#### SUPPLIED TEXT:
□ □ □ □ □
Monday, September 21, 2009

Where I am coming from...

WELL, here it is.
A recorded account of my life as a "semi" superMom for all the world to see. Closer to the truth, for my family who will see why slowly my notes in the mail that I used to be so good at, have all but disappeared and why my phone calls are so short.(why do kids go bazerk when I get on the phone?) Perhaps, this will also help me clear my over stuffed mind. Normally I will write about the goofy things happening at my house, but today I am writing a little about who we are and what I am dealing with this morning.
I also hope it helps other Moms feel better about the craziness of their own home, children and life in general! Oh, you are so not alone!

So first of all, who am I?
LOTS of things...
A Major Day Dreamer
I am a stay at home Mom of two: Tommy (2) who is ALL crazy boy, and Grace (6) who is the ORIGINAL Ramona Quimby. (I use the term "stay at home" very loosely)
Wife and personal Secretary to Ben for 9 years.
Art Director & Co founder of Art with Purpose-an art therapy program for "at-risk" teens.
Private Art Instructor
Artist
A (barely) Sr. Regional Director for Lemongrass Spa (local natural handmade spa products)
Table Leader in Mothers Of Pre Schoolers
Daughter, Sister, Aunt, "In-Law", Grand-Daughter, Friend, etc.
Worlds WORST speller, yet BEST excuse maker.
Constant Dieter who eats ice cream and nachos (but I have a really good excuse...)
Medical researcher, Insurance fighter, Pharmaceutical rep for Grace and Natural Medicine guinea pig.
Terrible Time Management Lady-I should be doing about 20 other things right now, but nope. I am starting a blog. Ben with just love that...

Then, lots of other things, but lets start here.

So that is the general of who I am and now we can move on.
This morning I want to talk a bit about my daughter Grace and who she has mysteriously become in the last year. I am sure I will talk about this more because it just baffles me so.
Grace is 6, in 1st grade and a very independent strong willed kiddo. She started out defiant and has kept it up for 6 years. This being said, she is also a great and really amazing kid.
□ □ □ □ □
Saved entries
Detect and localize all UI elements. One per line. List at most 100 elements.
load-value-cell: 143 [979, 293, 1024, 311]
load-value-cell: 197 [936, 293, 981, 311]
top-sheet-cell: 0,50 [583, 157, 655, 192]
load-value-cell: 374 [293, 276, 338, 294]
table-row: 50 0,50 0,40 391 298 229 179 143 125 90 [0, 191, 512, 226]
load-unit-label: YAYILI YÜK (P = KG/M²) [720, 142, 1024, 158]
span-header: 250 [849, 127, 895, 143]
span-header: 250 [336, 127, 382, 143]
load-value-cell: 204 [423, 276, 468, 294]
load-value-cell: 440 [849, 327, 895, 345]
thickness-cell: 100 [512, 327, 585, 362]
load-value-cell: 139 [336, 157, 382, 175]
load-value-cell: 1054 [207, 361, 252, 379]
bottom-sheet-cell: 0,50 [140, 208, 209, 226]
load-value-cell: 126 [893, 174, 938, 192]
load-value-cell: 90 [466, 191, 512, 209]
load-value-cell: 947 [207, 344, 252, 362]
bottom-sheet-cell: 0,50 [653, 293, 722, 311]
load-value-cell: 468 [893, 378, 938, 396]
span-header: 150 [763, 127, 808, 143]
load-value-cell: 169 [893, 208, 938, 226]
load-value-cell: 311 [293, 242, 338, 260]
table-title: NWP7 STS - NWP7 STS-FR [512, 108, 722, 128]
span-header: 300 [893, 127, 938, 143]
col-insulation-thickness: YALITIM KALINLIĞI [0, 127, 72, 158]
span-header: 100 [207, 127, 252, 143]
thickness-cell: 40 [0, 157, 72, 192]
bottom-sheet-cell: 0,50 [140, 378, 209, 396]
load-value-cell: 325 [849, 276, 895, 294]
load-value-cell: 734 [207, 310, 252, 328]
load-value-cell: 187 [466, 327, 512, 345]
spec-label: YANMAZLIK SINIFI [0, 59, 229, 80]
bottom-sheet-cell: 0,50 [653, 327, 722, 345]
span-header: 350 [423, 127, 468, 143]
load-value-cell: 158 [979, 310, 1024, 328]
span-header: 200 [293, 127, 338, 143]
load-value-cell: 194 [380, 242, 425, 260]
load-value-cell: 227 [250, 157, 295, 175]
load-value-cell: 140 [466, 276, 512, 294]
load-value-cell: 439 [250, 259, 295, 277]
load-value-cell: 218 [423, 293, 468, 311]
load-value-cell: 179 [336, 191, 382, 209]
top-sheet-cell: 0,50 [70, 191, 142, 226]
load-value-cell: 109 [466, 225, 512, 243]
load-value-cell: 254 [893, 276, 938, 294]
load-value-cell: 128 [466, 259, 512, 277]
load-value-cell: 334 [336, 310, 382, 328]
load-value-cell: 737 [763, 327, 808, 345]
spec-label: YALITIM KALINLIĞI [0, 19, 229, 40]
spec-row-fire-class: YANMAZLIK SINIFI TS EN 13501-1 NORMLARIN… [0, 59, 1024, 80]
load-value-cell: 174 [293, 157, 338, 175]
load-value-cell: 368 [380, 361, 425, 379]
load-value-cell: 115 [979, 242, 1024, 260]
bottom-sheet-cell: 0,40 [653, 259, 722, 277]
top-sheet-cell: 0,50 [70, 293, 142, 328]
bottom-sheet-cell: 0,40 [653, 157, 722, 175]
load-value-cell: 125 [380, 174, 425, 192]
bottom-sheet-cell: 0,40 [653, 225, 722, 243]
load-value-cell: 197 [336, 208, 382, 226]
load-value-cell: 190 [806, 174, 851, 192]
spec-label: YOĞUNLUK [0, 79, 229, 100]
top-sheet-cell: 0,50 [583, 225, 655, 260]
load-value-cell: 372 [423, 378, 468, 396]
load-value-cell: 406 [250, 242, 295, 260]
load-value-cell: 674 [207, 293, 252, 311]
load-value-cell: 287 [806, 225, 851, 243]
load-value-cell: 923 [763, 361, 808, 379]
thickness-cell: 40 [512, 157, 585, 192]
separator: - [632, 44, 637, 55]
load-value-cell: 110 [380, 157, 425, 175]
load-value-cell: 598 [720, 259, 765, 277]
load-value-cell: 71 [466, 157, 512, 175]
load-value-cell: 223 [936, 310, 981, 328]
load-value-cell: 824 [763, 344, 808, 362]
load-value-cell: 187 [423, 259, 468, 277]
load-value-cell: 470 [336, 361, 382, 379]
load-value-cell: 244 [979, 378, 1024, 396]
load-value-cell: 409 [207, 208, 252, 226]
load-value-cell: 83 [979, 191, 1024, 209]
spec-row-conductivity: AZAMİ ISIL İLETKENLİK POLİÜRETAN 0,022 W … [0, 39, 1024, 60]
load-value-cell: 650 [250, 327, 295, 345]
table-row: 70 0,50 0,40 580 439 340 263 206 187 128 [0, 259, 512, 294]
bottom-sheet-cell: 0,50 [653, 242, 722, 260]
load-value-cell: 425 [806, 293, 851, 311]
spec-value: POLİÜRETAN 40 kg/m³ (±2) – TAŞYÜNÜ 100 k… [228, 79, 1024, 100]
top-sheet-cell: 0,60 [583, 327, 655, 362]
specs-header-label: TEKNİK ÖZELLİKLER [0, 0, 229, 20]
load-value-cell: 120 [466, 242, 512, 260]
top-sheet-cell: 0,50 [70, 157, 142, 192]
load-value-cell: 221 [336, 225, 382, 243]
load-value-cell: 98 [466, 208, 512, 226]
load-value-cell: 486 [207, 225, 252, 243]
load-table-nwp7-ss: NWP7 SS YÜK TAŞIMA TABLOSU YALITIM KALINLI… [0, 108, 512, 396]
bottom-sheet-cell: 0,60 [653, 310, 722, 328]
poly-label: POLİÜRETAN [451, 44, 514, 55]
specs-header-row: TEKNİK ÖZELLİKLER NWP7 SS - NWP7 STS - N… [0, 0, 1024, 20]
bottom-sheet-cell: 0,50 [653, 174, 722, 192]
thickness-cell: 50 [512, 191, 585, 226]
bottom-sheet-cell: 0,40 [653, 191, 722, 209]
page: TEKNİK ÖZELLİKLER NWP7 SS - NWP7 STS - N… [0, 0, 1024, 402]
□ □ □ □ □
#### DESCRIPTION OF THE TASK:
Write the next part of the blog post about the mother and her daughter Grace, continuing after its last sentence. The entries were taken from a different source than the blog post.

#### RESPONSE TO THE EXERCISE:
Our biggest challenge currently with Grace. She is recovering from Encephalitis that left her with minor brain damage causing ADHD, epilepsy and a cognitive disorder. How strange is was to drop my girl off at school-who had become very self reliant and was exceptionally intelligent-and with in a few hours be rushing that same child, who was seizing, foaming at the mouth and unable to speak or walk, to the PICU. She hasn't been the same since, and yet she has recovered so much you wouldn't even know it had happened. Only her Mother and those very close to her on a daily basis notice now. We have been very blessed to get her back to where she is!
In that one day my life as a Mother changed so much. Before, I knew Gracie inside and out. I knew what her favorite foods were, her favorite things, what would make her cry, why she would do certain things and how to discipline certain bad behaviors. When we brought Grace home, these things had all changed and she was a very different little girl. She didn't like the same food, like the same things, she cried for no reason at all and was frustrated by the slightest thing (shoes have become the bane of my existence!). Where she was once inexhaustible, she was constantly tired. She did strange things like write everything backward, sentences, words and name. Where once she was most likely a gifted academic, she now couldn't process simple ideas. Before she had wonderful manners, she had now lost her "think before you speak" ability and appeared rather rude. And then, HOW do you discipline a child who has been through all this? I am still working on this, after all I am still responsible for raising a well adjusted, unspoiled person regardless of what hardships she has been through. I will not be around to explain rude behavior or the fact that she doesn't always comprehend what you say the first time-even thought it looks like she should. I can't say how hard it is to decide what is a brain issue and what is a willful 6 year old issue.
The progress Grace has made is no less than a gift from God. Her seizures are under control with meds, I know her favorites again, her academics have come back to where they were when this happened, her energy levels are in good shape. We are still working on the manners (what parents of a 6 year old aren't though!) and focusing on tasks at hand. We are on our 4th medicine for focusing-this is the last one I am willing to put her through. After this, we will just do exercises and try some more diet adjustments. Her emotional out bursts are still a daily or hourly issue, but this is just at home. We can handle that, after all she will continue to heal for up to another year.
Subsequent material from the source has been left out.